Requirement:
Listed below are entries; give the number of lines among them that include "Plummer", and only that number.

(Structured figure records)
........

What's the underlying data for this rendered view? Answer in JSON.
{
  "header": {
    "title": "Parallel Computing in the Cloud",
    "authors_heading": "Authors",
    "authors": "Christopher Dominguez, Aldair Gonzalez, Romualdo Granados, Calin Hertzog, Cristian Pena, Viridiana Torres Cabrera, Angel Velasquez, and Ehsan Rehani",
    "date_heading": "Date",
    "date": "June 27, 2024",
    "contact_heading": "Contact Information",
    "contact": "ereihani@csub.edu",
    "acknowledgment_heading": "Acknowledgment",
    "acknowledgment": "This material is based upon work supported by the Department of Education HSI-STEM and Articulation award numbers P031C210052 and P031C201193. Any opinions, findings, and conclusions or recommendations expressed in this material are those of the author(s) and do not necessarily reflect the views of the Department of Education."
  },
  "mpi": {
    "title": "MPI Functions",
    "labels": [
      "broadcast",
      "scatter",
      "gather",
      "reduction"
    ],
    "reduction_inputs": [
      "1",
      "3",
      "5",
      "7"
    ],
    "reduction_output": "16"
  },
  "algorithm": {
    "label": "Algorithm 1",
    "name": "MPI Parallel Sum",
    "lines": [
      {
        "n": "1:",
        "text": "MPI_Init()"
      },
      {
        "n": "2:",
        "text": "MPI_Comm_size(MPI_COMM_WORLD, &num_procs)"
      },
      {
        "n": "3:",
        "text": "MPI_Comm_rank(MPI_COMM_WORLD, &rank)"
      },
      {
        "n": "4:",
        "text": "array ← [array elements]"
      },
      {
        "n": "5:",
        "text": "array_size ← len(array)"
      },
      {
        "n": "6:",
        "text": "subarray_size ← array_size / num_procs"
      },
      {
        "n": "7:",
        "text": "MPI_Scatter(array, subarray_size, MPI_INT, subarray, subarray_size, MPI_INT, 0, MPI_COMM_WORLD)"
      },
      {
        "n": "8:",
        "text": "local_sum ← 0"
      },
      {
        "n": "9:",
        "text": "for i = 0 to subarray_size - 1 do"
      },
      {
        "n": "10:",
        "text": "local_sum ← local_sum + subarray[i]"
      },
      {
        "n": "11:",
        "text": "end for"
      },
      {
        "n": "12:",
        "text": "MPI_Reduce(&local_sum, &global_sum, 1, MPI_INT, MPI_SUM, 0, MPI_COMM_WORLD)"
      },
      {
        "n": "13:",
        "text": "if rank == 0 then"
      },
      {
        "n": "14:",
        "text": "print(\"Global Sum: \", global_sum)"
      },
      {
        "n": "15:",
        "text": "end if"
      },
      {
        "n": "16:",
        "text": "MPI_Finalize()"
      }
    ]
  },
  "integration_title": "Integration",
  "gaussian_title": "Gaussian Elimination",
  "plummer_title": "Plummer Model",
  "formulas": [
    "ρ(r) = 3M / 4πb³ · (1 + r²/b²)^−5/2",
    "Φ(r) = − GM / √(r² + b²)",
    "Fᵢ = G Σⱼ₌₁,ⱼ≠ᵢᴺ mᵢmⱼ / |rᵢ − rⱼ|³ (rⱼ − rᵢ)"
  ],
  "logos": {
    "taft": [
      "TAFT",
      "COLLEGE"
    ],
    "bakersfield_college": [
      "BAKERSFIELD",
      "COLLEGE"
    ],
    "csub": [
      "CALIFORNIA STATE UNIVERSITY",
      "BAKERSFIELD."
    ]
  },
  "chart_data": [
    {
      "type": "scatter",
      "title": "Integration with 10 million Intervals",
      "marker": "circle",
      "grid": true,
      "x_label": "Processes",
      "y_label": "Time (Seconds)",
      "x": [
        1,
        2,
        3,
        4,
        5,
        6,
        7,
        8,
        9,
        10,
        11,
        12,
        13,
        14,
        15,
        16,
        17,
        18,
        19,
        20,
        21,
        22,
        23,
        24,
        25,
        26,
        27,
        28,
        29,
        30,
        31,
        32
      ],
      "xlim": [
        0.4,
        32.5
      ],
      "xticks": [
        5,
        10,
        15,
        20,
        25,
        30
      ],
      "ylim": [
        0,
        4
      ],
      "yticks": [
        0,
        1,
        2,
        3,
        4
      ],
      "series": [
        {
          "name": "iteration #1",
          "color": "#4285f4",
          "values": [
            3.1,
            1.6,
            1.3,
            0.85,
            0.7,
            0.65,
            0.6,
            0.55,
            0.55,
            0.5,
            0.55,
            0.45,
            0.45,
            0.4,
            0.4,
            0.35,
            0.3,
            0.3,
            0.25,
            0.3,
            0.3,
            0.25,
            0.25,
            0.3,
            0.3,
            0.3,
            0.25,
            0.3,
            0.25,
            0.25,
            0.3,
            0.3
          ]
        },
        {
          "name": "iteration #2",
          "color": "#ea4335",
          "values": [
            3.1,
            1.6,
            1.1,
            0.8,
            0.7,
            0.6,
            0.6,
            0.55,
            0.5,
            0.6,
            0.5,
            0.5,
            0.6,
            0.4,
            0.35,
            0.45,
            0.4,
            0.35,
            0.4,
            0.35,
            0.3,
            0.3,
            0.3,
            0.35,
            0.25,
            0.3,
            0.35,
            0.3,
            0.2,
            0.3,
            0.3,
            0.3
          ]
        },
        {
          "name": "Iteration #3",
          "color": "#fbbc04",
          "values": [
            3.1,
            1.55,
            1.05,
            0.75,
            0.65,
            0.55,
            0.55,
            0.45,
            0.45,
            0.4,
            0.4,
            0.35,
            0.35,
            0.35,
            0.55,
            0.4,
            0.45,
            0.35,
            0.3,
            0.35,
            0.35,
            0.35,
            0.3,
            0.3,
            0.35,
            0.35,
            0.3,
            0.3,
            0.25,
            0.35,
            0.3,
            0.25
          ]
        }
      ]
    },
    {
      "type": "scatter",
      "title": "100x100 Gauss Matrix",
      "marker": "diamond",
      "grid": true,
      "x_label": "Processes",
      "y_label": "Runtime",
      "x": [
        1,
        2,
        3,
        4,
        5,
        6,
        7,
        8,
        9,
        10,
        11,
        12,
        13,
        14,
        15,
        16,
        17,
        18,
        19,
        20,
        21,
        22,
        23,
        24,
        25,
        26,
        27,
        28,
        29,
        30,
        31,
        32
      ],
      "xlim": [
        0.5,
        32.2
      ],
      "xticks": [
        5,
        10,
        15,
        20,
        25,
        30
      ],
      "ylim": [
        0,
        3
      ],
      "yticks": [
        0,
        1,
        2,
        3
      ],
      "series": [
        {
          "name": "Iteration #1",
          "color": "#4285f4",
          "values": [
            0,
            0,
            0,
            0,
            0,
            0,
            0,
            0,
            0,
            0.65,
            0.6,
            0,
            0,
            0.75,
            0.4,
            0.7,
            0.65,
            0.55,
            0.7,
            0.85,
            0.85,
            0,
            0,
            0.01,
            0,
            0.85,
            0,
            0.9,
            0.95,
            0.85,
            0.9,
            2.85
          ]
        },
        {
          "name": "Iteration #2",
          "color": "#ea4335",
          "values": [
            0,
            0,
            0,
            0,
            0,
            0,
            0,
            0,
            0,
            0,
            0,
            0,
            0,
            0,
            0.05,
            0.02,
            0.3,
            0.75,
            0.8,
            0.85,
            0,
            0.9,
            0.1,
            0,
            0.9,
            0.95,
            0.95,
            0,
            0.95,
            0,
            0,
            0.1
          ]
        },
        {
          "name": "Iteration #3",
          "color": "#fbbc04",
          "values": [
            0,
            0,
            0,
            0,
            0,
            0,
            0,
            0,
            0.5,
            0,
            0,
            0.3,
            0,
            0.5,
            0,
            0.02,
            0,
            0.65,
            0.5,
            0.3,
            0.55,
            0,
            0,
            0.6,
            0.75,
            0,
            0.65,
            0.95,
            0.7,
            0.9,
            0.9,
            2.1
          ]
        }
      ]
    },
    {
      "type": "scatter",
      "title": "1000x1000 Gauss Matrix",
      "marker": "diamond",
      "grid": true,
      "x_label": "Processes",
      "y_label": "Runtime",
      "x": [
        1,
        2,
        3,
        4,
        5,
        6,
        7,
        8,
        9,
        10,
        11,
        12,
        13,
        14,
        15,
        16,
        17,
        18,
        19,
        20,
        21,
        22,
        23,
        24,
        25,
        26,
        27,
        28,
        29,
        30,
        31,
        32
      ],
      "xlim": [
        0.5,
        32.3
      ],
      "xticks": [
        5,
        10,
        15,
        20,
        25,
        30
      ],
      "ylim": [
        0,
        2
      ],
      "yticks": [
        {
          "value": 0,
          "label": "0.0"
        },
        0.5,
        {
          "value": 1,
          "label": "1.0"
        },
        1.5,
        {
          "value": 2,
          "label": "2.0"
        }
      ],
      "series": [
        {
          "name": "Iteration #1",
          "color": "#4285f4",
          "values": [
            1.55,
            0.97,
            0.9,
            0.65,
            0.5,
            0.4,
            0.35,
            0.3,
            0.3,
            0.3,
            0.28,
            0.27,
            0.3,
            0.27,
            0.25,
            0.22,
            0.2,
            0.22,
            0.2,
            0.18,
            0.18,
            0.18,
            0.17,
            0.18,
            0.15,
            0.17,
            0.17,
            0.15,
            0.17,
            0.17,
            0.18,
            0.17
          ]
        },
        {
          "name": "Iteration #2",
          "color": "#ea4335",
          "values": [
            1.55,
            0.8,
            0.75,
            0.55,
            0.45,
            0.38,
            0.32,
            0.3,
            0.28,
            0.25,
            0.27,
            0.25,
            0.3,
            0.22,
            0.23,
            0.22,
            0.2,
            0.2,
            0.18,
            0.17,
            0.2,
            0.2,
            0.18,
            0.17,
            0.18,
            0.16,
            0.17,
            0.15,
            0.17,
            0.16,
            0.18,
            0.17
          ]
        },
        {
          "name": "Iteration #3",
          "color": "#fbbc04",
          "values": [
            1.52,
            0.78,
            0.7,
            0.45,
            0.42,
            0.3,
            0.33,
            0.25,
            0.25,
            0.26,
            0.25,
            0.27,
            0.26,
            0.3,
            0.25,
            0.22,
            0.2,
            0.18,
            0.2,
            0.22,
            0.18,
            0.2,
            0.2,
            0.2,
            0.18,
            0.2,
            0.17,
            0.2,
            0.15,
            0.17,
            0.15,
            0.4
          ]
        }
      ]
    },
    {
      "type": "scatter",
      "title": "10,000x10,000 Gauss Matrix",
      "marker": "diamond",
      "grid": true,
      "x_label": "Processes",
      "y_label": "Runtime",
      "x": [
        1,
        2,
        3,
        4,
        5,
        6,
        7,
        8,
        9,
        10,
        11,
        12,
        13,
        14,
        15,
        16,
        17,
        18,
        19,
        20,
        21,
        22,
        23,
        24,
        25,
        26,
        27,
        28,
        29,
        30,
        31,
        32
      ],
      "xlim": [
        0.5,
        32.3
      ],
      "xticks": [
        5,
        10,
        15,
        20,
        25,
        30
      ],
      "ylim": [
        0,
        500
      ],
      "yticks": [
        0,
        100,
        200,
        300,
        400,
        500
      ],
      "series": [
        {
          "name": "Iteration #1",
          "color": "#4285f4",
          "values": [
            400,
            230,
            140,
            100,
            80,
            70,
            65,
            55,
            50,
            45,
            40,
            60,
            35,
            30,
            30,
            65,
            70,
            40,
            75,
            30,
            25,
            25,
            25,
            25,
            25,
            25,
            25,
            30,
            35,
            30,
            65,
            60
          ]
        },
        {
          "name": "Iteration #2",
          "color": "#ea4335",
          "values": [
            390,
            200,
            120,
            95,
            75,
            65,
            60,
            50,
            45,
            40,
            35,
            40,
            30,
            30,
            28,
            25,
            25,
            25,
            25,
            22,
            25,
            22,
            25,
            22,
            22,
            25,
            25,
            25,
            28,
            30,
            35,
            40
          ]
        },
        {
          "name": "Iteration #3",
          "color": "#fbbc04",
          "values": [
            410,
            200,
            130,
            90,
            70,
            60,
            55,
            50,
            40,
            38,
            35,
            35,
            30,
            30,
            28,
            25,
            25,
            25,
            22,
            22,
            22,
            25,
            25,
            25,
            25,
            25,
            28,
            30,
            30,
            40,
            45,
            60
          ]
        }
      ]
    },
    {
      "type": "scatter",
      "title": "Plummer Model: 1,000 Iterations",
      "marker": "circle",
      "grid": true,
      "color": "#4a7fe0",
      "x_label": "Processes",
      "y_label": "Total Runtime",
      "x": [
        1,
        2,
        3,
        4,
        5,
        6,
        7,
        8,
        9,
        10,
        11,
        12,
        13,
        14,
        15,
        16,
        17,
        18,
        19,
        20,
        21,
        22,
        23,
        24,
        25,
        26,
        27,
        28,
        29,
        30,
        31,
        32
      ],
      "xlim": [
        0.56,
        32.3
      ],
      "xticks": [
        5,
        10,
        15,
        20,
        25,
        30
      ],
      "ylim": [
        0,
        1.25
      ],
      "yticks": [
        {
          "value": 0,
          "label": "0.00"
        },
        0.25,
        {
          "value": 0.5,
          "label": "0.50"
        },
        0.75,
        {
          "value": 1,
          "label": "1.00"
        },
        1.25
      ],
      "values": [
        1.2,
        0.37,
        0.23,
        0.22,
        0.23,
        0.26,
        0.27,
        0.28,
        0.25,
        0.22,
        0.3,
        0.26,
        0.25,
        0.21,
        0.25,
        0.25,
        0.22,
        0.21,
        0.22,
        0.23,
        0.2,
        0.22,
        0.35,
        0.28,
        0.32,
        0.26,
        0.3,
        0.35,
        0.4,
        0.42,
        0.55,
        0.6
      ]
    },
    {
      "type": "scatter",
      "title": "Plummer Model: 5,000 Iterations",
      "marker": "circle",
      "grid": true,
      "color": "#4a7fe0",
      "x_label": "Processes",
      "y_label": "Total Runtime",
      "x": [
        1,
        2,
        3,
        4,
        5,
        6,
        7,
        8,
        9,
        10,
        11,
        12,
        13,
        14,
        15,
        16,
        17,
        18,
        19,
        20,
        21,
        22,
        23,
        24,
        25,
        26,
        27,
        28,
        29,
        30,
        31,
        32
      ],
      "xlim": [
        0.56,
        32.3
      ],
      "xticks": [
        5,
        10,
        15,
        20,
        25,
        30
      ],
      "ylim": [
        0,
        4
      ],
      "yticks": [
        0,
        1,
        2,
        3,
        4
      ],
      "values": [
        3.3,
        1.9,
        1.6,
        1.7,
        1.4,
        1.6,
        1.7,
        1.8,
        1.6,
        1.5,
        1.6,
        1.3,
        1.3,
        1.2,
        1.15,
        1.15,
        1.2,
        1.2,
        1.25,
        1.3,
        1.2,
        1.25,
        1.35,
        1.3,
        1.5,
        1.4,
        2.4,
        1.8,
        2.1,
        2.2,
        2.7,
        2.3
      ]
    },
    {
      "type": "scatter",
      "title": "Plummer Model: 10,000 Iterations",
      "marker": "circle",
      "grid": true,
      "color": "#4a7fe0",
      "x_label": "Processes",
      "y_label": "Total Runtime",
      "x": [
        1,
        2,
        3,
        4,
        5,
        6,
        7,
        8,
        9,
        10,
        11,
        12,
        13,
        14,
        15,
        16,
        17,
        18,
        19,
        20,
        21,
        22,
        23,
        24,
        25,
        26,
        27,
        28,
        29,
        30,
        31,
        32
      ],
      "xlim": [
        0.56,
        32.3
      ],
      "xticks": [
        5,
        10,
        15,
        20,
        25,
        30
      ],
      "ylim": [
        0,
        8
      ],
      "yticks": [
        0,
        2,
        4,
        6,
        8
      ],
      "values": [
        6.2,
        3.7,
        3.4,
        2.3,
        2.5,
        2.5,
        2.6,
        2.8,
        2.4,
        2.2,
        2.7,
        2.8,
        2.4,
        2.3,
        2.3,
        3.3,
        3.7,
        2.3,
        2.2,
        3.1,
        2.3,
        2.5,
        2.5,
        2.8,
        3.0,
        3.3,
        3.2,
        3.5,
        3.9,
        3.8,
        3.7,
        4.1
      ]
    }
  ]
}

........

Final result:
4